[Data entries]
# # # #
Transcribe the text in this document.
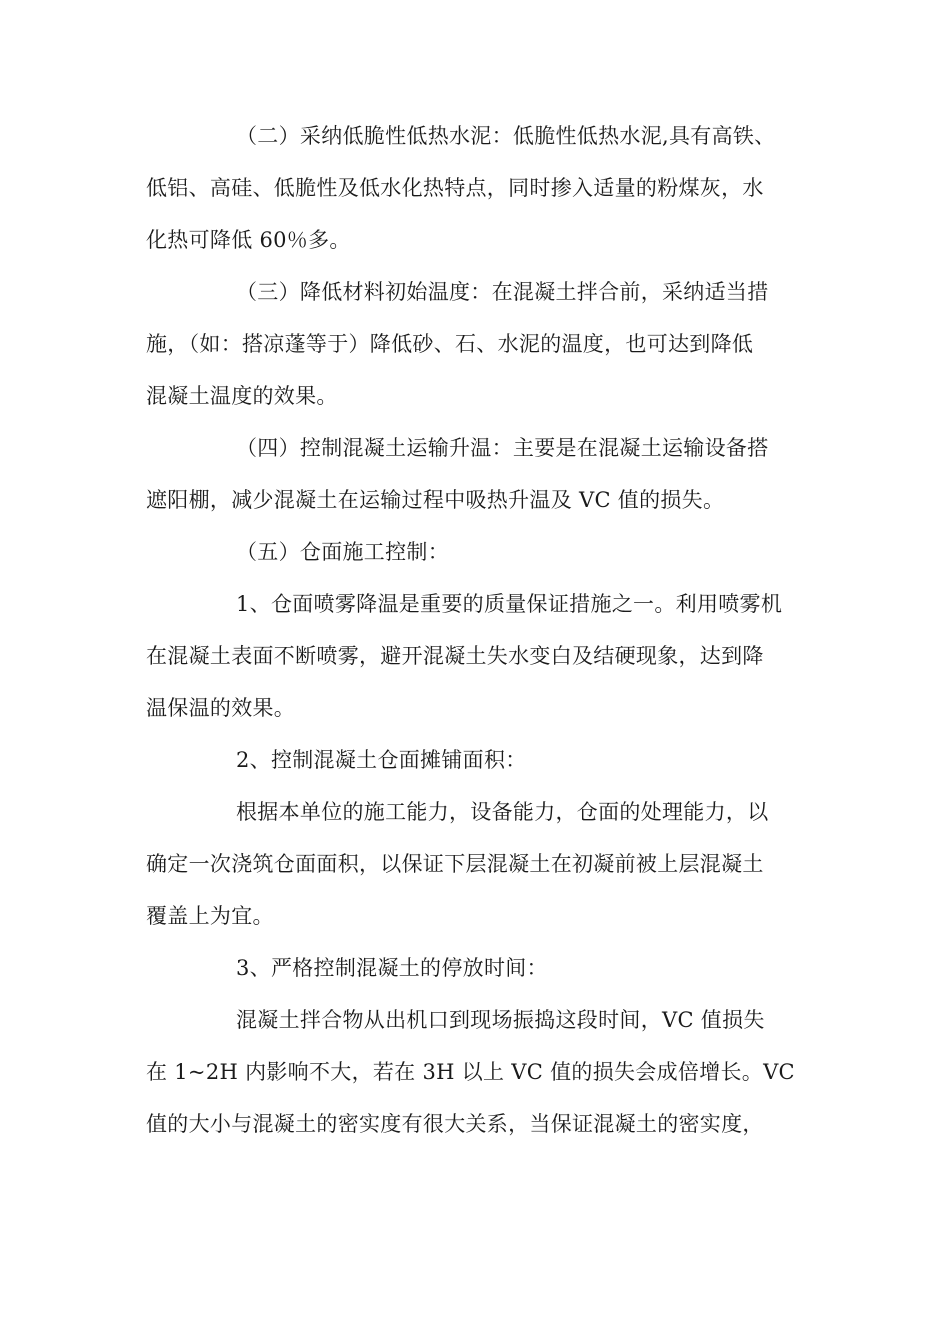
（二）采纳低脆性低热水泥：低脆性低热水泥,具有高铁、
低铝、高硅、低脆性及低水化热特点，同时掺入适量的粉煤灰，水
化热可降低 60％多。
（三）降低材料初始温度：在混凝土拌合前，采纳适当措
施，（如：搭凉蓬等于）降低砂、石、水泥的温度，也可达到降低
混凝土温度的效果。
（四）控制混凝土运输升温：主要是在混凝土运输设备搭
遮阳棚，减少混凝土在运输过程中吸热升温及 VC 值的损失。
（五）仓面施工控制：
1、仓面喷雾降温是重要的质量保证措施之一。利用喷雾机
在混凝土表面不断喷雾，避开混凝土失水变白及结硬现象，达到降
温保温的效果。
2、控制混凝土仓面摊铺面积：
根据本单位的施工能力，设备能力，仓面的处理能力，以
确定一次浇筑仓面面积，以保证下层混凝土在初凝前被上层混凝土
覆盖上为宜。
3、严格控制混凝土的停放时间：
混凝土拌合物从出机口到现场振捣这段时间，VC 值损失
在 1~2H 内影响不大，若在 3H 以上 VC 值的损失会成倍增长。VC
值的大小与混凝土的密实度有很大关系，当保证混凝土的密实度，
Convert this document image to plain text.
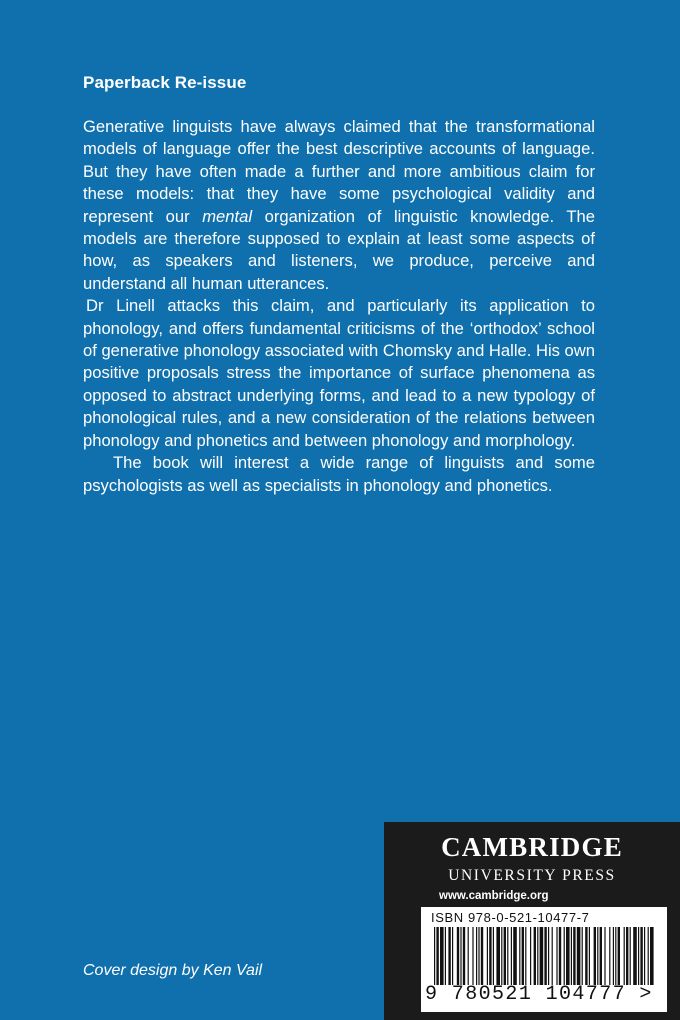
Paperback Re-issue

Generative linguists have always claimed that the transformational models of language offer the best descriptive accounts of language. But they have often made a further and more ambitious claim for these models: that they have some psychological validity and represent our mental organization of linguistic knowledge. The models are therefore supposed to explain at least some aspects of how, as speakers and listeners, we produce, perceive and understand all human utterances.

Dr Linell attacks this claim, and particularly its application to phonology, and offers fundamental criticisms of the ‘orthodox’ school of generative phonology associated with Chomsky and Halle. His own positive proposals stress the importance of surface phenomena as opposed to abstract underlying forms, and lead to a new typology of phonological rules, and a new consideration of the relations between phonology and phonetics and between phonology and morphology.

The book will interest a wide range of linguists and some psychologists as well as specialists in phonology and phonetics.

Cover design by Ken Vail
CAMBRIDGE
UNIVERSITY PRESS
www.cambridge.org
ISBN 978-0-521-10477-7
9 780521 104777 >
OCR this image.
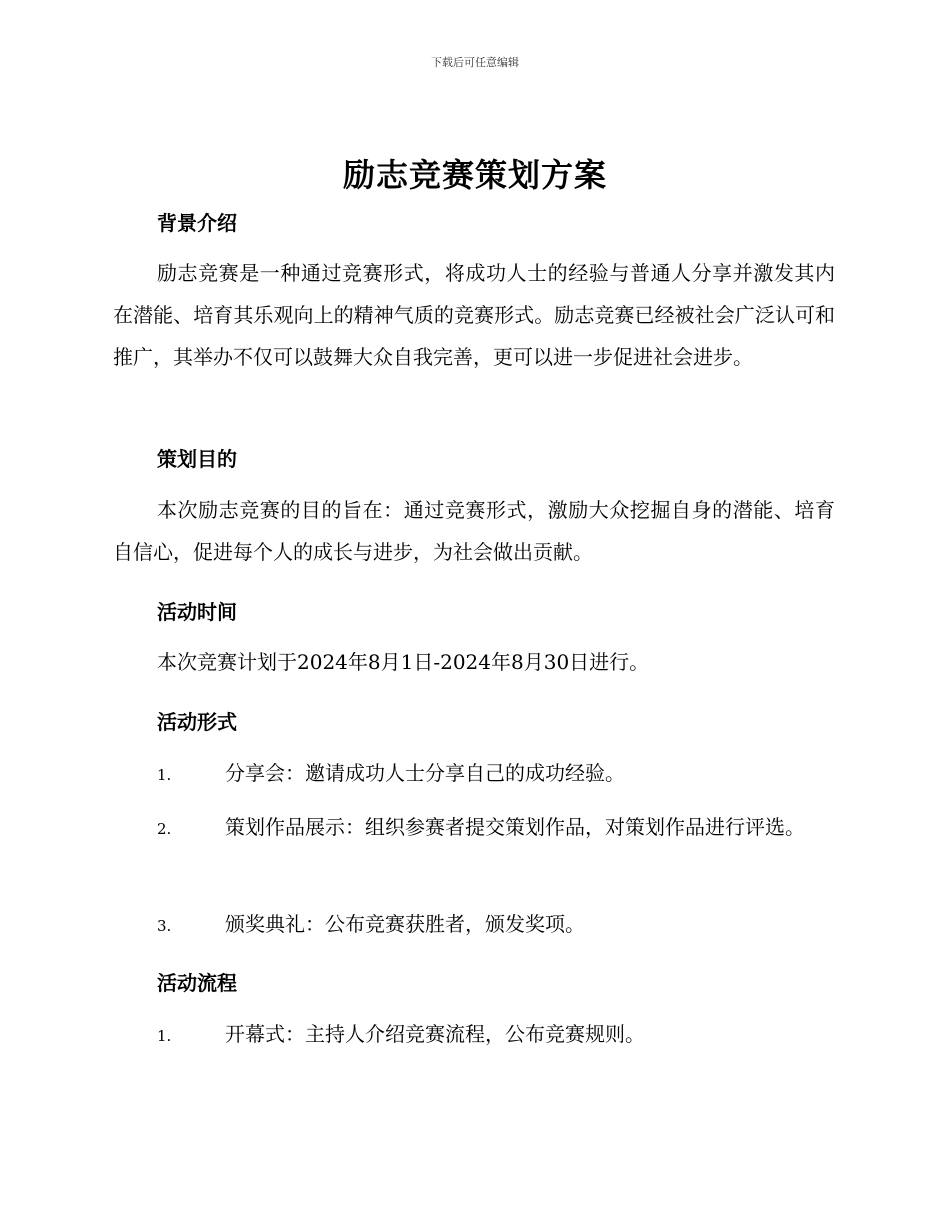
下载后可任意编辑
励志竞赛策划方案
背景介绍
励志竞赛是一种通过竞赛形式，将成功人士的经验与普通人分享并激发其内在潜能、培育其乐观向上的精神气质的竞赛形式。励志竞赛已经被社会广泛认可和推广，其举办不仅可以鼓舞大众自我完善，更可以进一步促进社会进步。
策划目的
本次励志竞赛的目的旨在：通过竞赛形式，激励大众挖掘自身的潜能、培育自信心，促进每个人的成长与进步，为社会做出贡献。
活动时间
本次竞赛计划于2024年8月1日-2024年8月30日进行。
活动形式
1.	分享会：邀请成功人士分享自己的成功经验。
2.	策划作品展示：组织参赛者提交策划作品，对策划作品进行评选。
3.	颁奖典礼：公布竞赛获胜者，颁发奖项。
活动流程
1.	开幕式：主持人介绍竞赛流程，公布竞赛规则。
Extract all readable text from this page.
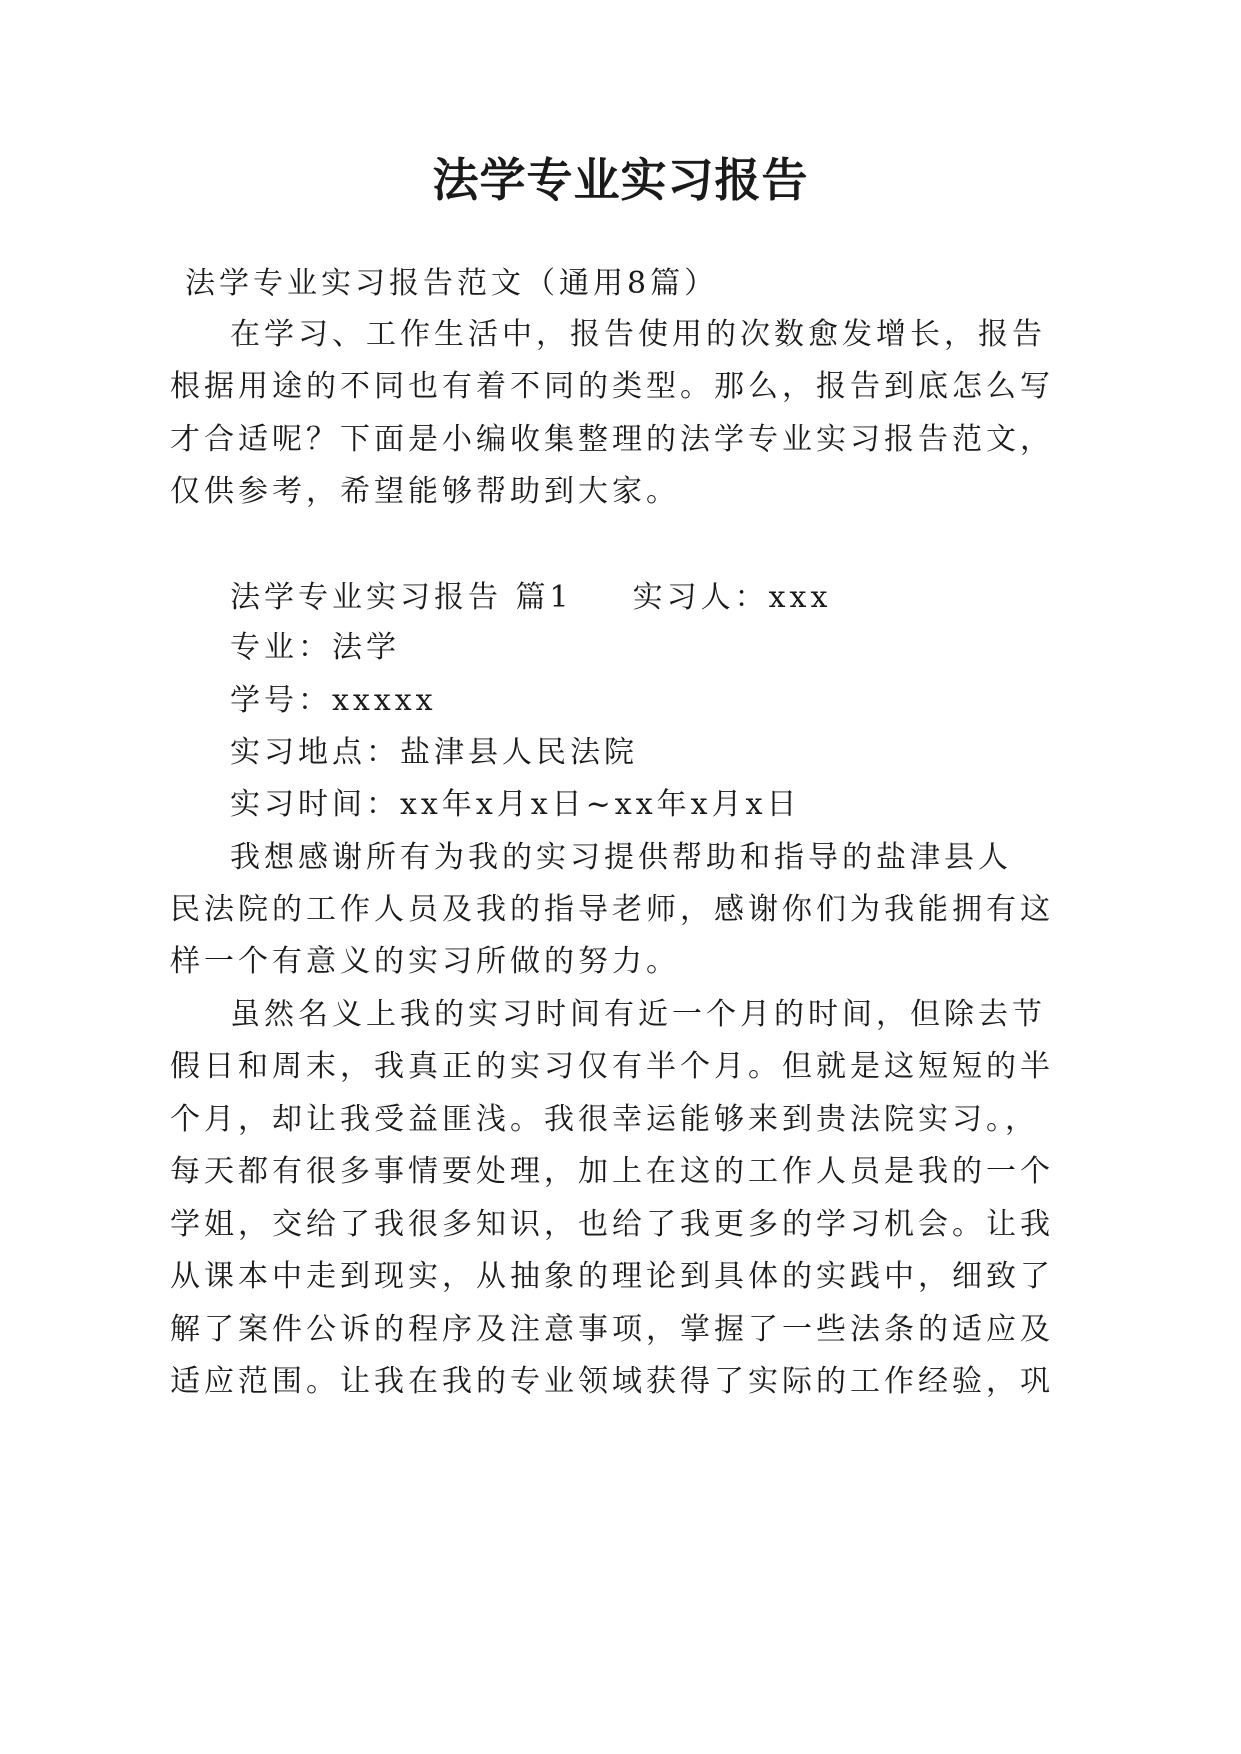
法学专业实习报告
法学专业实习报告范文（通用8篇）
在学习、工作生活中，报告使用的次数愈发增长，报告
根据用途的不同也有着不同的类型。那么，报告到底怎么写
才合适呢？下面是小编收集整理的法学专业实习报告范文，
仅供参考，希望能够帮助到大家。
法学专业实习报告 篇1 实习人：xxx
专业：法学
学号：xxxxx
实习地点：盐津县人民法院
实习时间：xx年x月x日~xx年x月x日
我想感谢所有为我的实习提供帮助和指导的盐津县人
民法院的工作人员及我的指导老师，感谢你们为我能拥有这
样一个有意义的实习所做的努力。
虽然名义上我的实习时间有近一个月的时间，但除去节
假日和周末，我真正的实习仅有半个月。但就是这短短的半
个月，却让我受益匪浅。我很幸运能够来到贵法院实习。，
每天都有很多事情要处理，加上在这的工作人员是我的一个
学姐，交给了我很多知识，也给了我更多的学习机会。让我
从课本中走到现实，从抽象的理论到具体的实践中，细致了
解了案件公诉的程序及注意事项，掌握了一些法条的适应及
适应范围。让我在我的专业领域获得了实际的工作经验，巩
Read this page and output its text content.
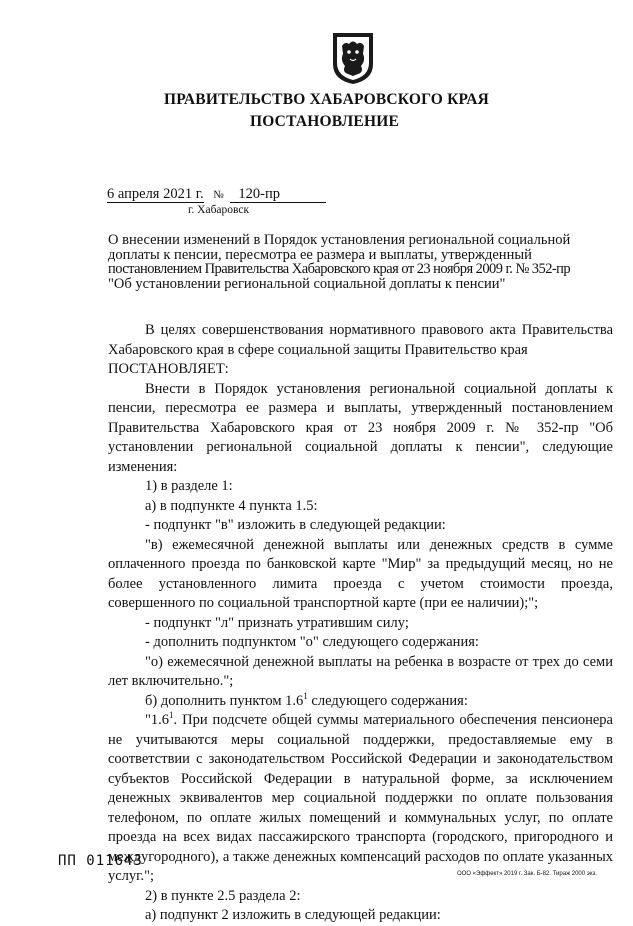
ПРАВИТЕЛЬСТВО ХАБАРОВСКОГО КРАЯ
ПОСТАНОВЛЕНИЕ
6 апреля 2021 г. № 120-пр
г. Хабаровск
О внесении изменений в Порядок установления региональной социальной
доплаты к пенсии, пересмотра ее размера и выплаты, утвержденный
постановлением Правительства Хабаровского края от 23 ноября 2009 г. № 352-пр
"Об установлении региональной социальной доплаты к пенсии"

В целях совершенствования нормативного правового акта Правительства Хабаровского края в сфере социальной защиты Правительство края

ПОСТАНОВЛЯЕТ:

Внести в Порядок установления региональной социальной доплаты к пенсии, пересмотра ее размера и выплаты, утвержденный постановлением Правительства Хабаровского края от 23 ноября 2009 г. № 352-пр "Об установлении региональной социальной доплаты к пенсии", следующие изменения:

1) в разделе 1:

а) в подпункте 4 пункта 1.5:

- подпункт "в" изложить в следующей редакции:

"в) ежемесячной денежной выплаты или денежных средств в сумме оплаченного проезда по банковской карте "Мир" за предыдущий месяц, но не более установленного лимита проезда с учетом стоимости проезда, совершенного по социальной транспортной карте (при ее наличии);";

- подпункт "л" признать утратившим силу;

- дополнить подпунктом "о" следующего содержания:

"о) ежемесячной денежной выплаты на ребенка в возрасте от трех до семи лет включительно.";

б) дополнить пунктом $1.6^1$ следующего содержания:

"$1.6^1$. При подсчете общей суммы материального обеспечения пенсионера не учитываются меры социальной поддержки, предоставляемые ему в соответствии с законодательством Российской Федерации и законодательством субъектов Российской Федерации в натуральной форме, за исключением денежных эквивалентов мер социальной поддержки по оплате пользования телефоном, по оплате жилых помещений и коммунальных услуг, по оплате проезда на всех видах пассажирского транспорта (городского, пригородного и междугородного), а также денежных компенсаций расходов по оплате указанных услуг.";

2) в пункте 2.5 раздела 2:

а) подпункт 2 изложить в следующей редакции:

ПП 011643
ООО «Эффект» 2019 г. Зак. Б-82. Тираж 2000 экз.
# # # #
→ WORK INSTRUCTIONS
Pull out all lines in the data above that include "document".

→ SOLUTION FOR THIS TASK
Transcribe the text in this document.
Convert this document image to plain text.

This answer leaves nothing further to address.